Repeat, without any change, the entries presented below.

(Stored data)
+ + + + + + +

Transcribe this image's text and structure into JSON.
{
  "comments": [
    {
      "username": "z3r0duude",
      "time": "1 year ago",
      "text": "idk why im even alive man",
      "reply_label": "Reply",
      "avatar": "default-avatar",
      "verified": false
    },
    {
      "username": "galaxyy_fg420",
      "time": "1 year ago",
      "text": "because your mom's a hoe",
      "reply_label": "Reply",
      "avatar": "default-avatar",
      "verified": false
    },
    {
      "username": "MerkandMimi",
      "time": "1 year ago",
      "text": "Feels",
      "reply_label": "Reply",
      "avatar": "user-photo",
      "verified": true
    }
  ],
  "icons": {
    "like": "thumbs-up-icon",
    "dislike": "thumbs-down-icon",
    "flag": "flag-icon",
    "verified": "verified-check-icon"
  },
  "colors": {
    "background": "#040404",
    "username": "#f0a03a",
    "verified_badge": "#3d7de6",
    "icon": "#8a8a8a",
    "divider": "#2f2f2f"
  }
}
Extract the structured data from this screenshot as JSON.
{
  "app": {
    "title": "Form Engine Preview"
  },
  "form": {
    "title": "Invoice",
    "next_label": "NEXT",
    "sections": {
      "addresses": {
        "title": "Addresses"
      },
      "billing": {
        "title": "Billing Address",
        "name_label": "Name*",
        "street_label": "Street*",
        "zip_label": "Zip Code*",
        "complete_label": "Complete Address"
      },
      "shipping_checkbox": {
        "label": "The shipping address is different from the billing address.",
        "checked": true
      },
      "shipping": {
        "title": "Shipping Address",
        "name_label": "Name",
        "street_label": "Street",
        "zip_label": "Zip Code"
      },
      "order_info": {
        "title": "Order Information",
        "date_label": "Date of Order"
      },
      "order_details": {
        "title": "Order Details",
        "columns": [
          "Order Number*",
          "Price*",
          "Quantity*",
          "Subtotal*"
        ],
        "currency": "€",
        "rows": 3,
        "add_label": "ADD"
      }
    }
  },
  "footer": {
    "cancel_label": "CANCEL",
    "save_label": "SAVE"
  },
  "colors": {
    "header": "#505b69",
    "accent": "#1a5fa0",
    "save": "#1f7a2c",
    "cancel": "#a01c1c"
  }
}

+ + + + + + +

**SOLUTION FOR THIS EXERCISE:**
Transcribe this image's text and structure into JSON.
{
  "comments": [
    {
      "username": "z3r0duude",
      "time": "1 year ago",
      "text": "idk why im even alive man",
      "reply_label": "Reply",
      "avatar": "default-avatar",
      "verified": false
    },
    {
      "username": "galaxyy_fg420",
      "time": "1 year ago",
      "text": "because your mom's a hoe",
      "reply_label": "Reply",
      "avatar": "default-avatar",
      "verified": false
    },
    {
      "username": "MerkandMimi",
      "time": "1 year ago",
      "text": "Feels",
      "reply_label": "Reply",
      "avatar": "user-photo",
      "verified": true
    }
  ],
  "icons": {
    "like": "thumbs-up-icon",
    "dislike": "thumbs-down-icon",
    "flag": "flag-icon",
    "verified": "verified-check-icon"
  },
  "colors": {
    "background": "#040404",
    "username": "#f0a03a",
    "verified_badge": "#3d7de6",
    "icon": "#8a8a8a",
    "divider": "#2f2f2f"
  }
}
Extract the structured data from this screenshot as JSON.
{
  "app": {
    "title": "Form Engine Preview"
  },
  "form": {
    "title": "Invoice",
    "next_label": "NEXT",
    "sections": {
      "addresses": {
        "title": "Addresses"
      },
      "billing": {
        "title": "Billing Address",
        "name_label": "Name*",
        "street_label": "Street*",
        "zip_label": "Zip Code*",
        "complete_label": "Complete Address"
      },
      "shipping_checkbox": {
        "label": "The shipping address is different from the billing address.",
        "checked": true
      },
      "shipping": {
        "title": "Shipping Address",
        "name_label": "Name",
        "street_label": "Street",
        "zip_label": "Zip Code"
      },
      "order_info": {
        "title": "Order Information",
        "date_label": "Date of Order"
      },
      "order_details": {
        "title": "Order Details",
        "columns": [
          "Order Number*",
          "Price*",
          "Quantity*",
          "Subtotal*"
        ],
        "currency": "€",
        "rows": 3,
        "add_label": "ADD"
      }
    }
  },
  "footer": {
    "cancel_label": "CANCEL",
    "save_label": "SAVE"
  },
  "colors": {
    "header": "#505b69",
    "accent": "#1a5fa0",
    "save": "#1f7a2c",
    "cancel": "#a01c1c"
  }
}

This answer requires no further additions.